[Start]

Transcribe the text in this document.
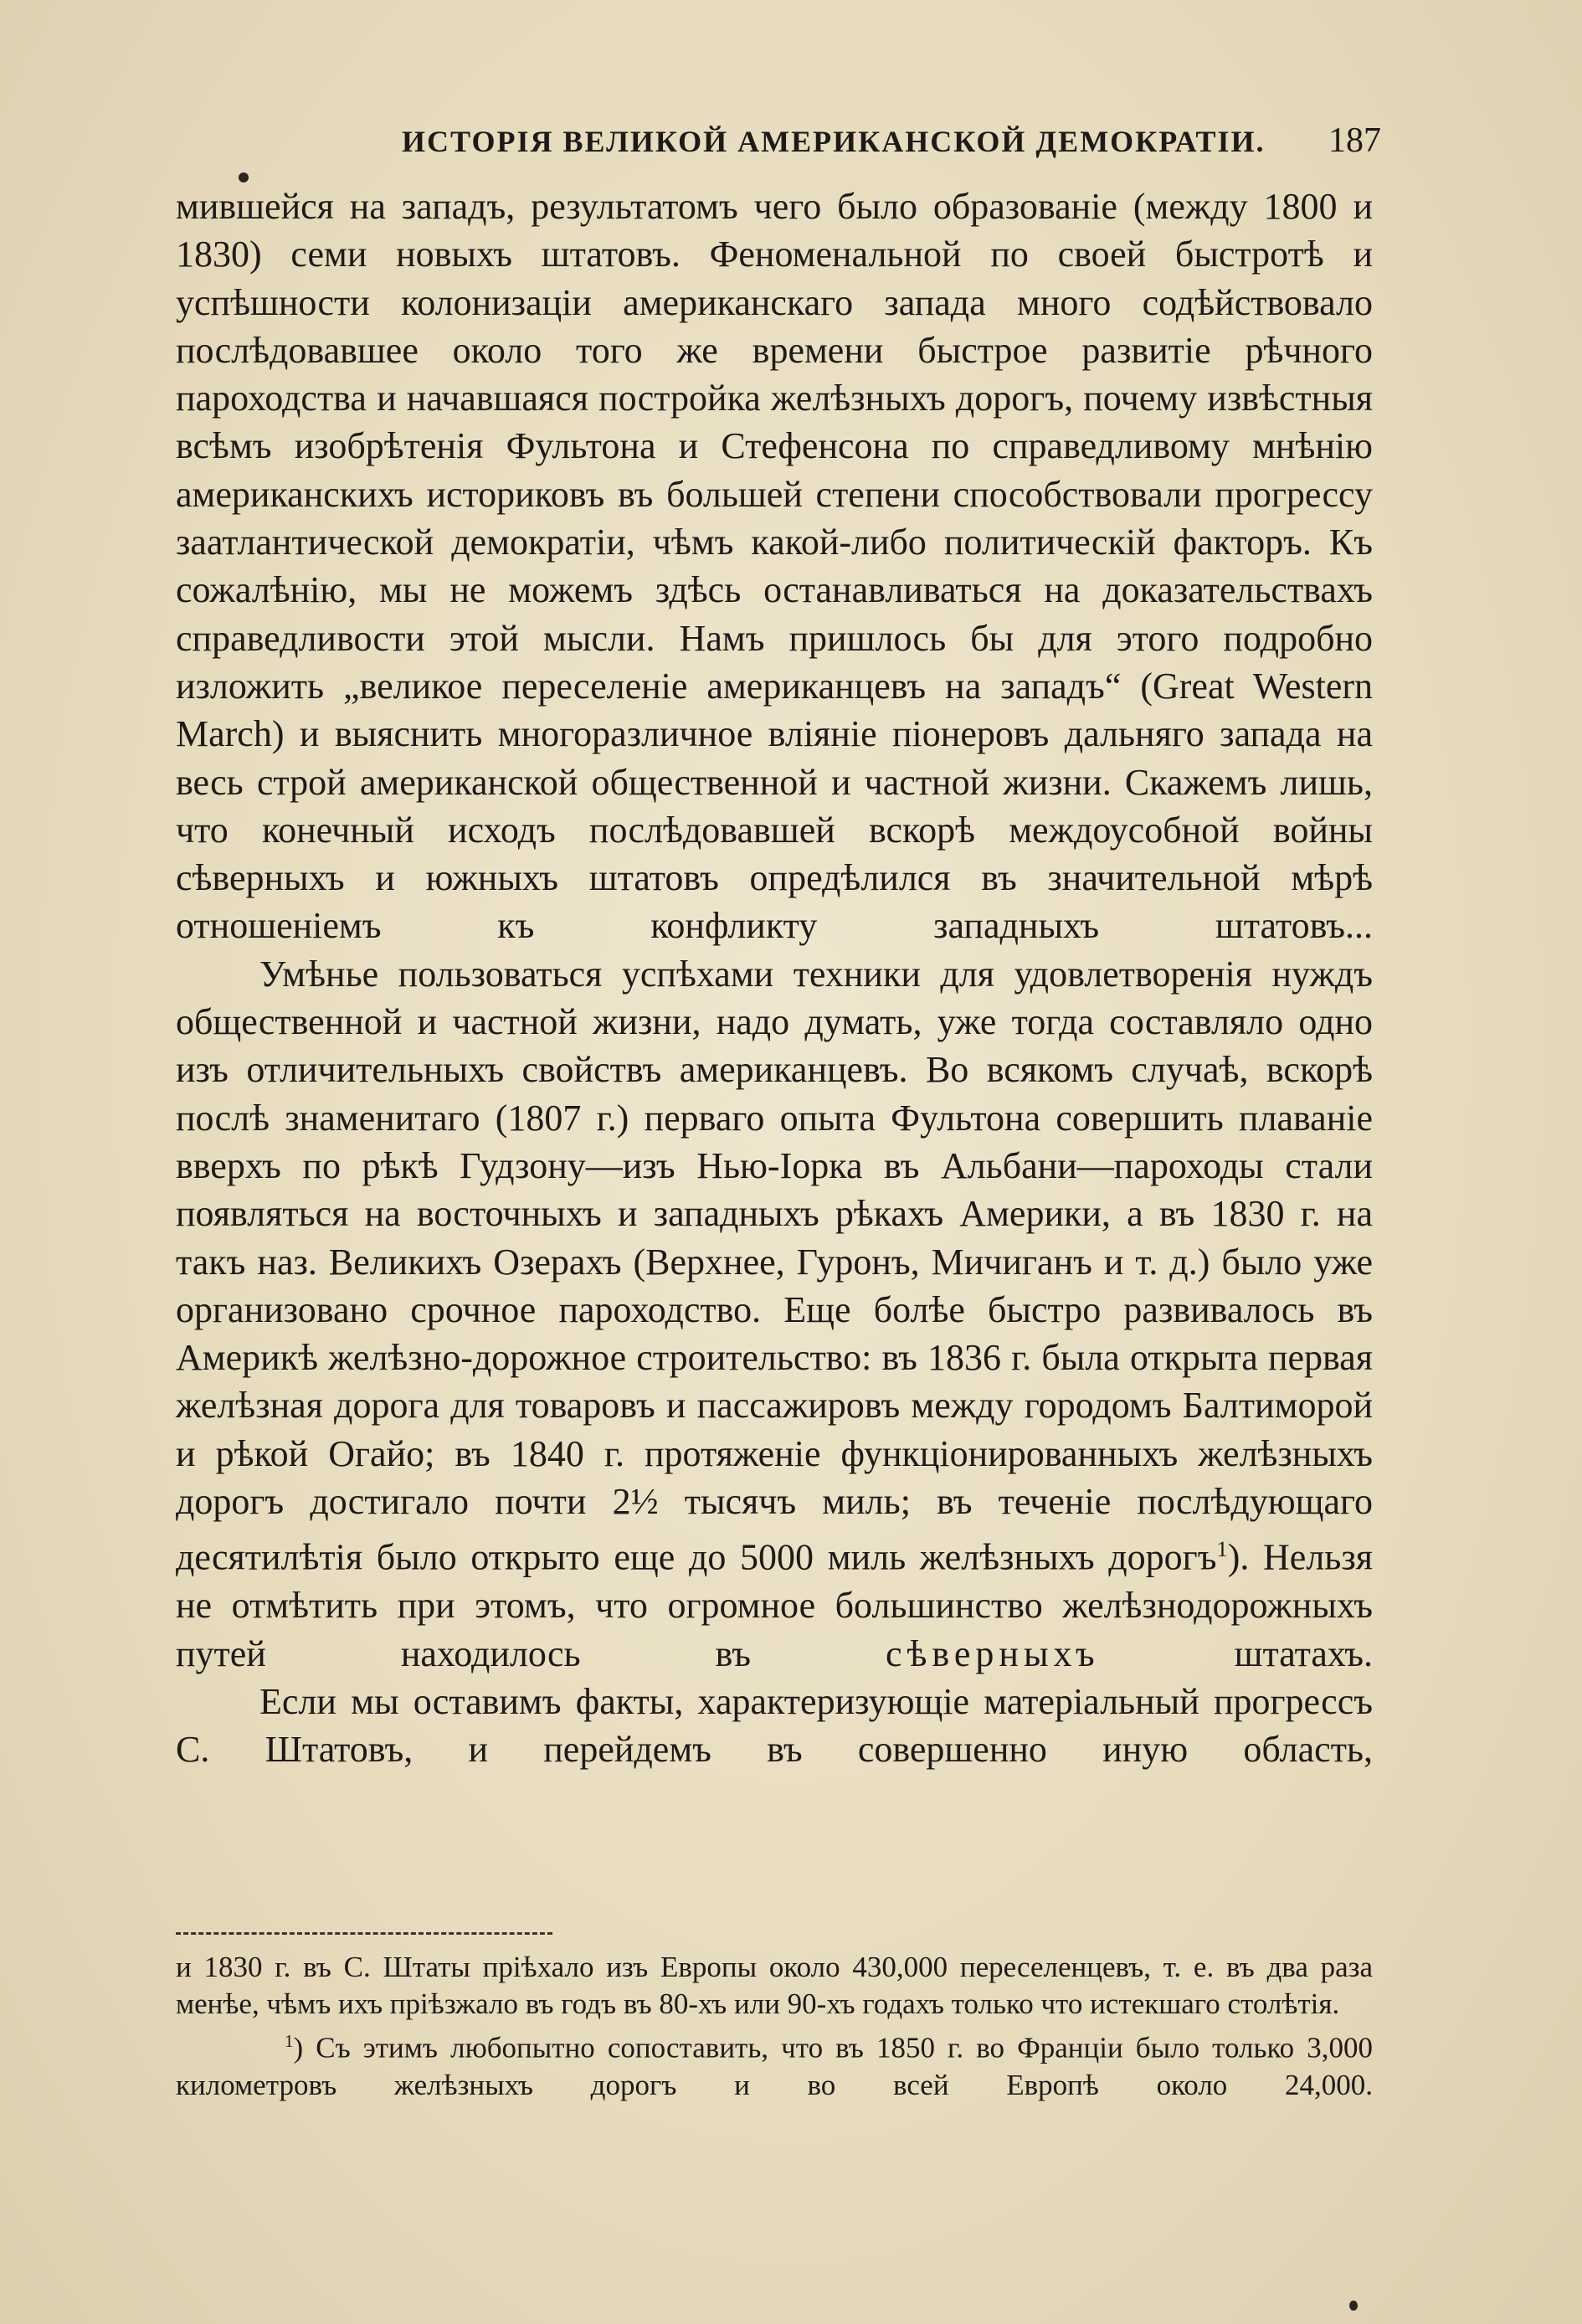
ИСТОРІЯ ВЕЛИКОЙ АМЕРИКАНСКОЙ ДЕМОКРАТІИ. 187

мившейся на западъ, результатомъ чего было образованіе (между 1800 и 1830) семи новыхъ штатовъ. Феноменальной по своей быстротѣ и успѣшности колонизаціи американскаго запада много содѣйствовало послѣдовавшее около того же времени быстрое развитіе рѣчного пароходства и начавшаяся постройка желѣзныхъ дорогъ, почему извѣстныя всѣмъ изобрѣтенія Фультона и Стефенсона по справедливому мнѣнію американскихъ историковъ въ большей степени способствовали прогрессу заатлантической демократіи, чѣмъ какой-либо политическій факторъ. Къ сожалѣнію, мы не можемъ здѣсь останавливаться на доказательствахъ справедливости этой мысли. Намъ пришлось бы для этого подробно изложить „великое переселеніе американцевъ на западъ“ (Great Western March) и выяснить многоразличное вліяніе піонеровъ дальняго запада на весь строй американской общественной и частной жизни. Скажемъ лишь, что конечный исходъ послѣдовавшей вскорѣ междоусобной войны сѣверныхъ и южныхъ штатовъ опредѣлился въ значительной мѣрѣ отношеніемъ къ конфликту западныхъ штатовъ...

Умѣнье пользоваться успѣхами техники для удовлетворенія нуждъ общественной и частной жизни, надо думать, уже тогда составляло одно изъ отличительныхъ свойствъ американцевъ. Во всякомъ случаѣ, вскорѣ послѣ знаменитаго (1807 г.) перваго опыта Фультона совершить плаваніе вверхъ по рѣкѣ Гудзону—изъ Нью-Іорка въ Альбани—пароходы стали появляться на восточныхъ и западныхъ рѣкахъ Америки, а въ 1830 г. на такъ наз. Великихъ Озерахъ (Верхнее, Гуронъ, Мичиганъ и т. д.) было уже организовано срочное пароходство. Еще болѣе быстро развивалось въ Америкѣ желѣзно-дорожное строительство: въ 1836 г. была открыта первая желѣзная дорога для товаровъ и пассажировъ между городомъ Балтиморой и рѣкой Огайо; въ 1840 г. протяженіе функціонированныхъ желѣзныхъ дорогъ достигало почти 2½ тысячъ миль; въ теченіе послѣдующаго десятилѣтія было открыто еще до 5000 миль желѣзныхъ дорогъ$^1$). Нельзя не отмѣтить при этомъ, что огромное большинство желѣзнодорожныхъ путей находилось въ	сѣверныхъ штатахъ.

Если мы оставимъ факты, характеризующіе матеріальный прогрессъ С. Штатовъ, и перейдемъ въ совершенно иную область,

и 1830 г. въ С. Штаты пріѣхало изъ Европы около 430,000 переселенцевъ, т. е. въ два раза менѣе, чѣмъ ихъ пріѣзжало въ годъ въ 80-хъ или 90-хъ годахъ только что истекшаго столѣтія.

$^1$) Съ этимъ любопытно сопоставить, что въ 1850 г. во Франціи было только 3,000 километровъ желѣзныхъ дорогъ и во всей Европѣ около 24,000.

[End]

• What is needed: Only lines with the word "только" are wanted, so copy each one from the records.

• Solution to the problem:
и 1830 г. въ С. Штаты пріѣхало изъ Европы около 430,000 переселенцевъ, т. е. въ два раза менѣе, чѣмъ ихъ пріѣзжало въ годъ въ 80-хъ или 90-хъ годахъ только что истекшаго столѣтія.
$^1$) Съ этимъ любопытно сопоставить, что въ 1850 г. во Франціи было только 3,000 километровъ желѣзныхъ дорогъ и во всей Европѣ около 24,000.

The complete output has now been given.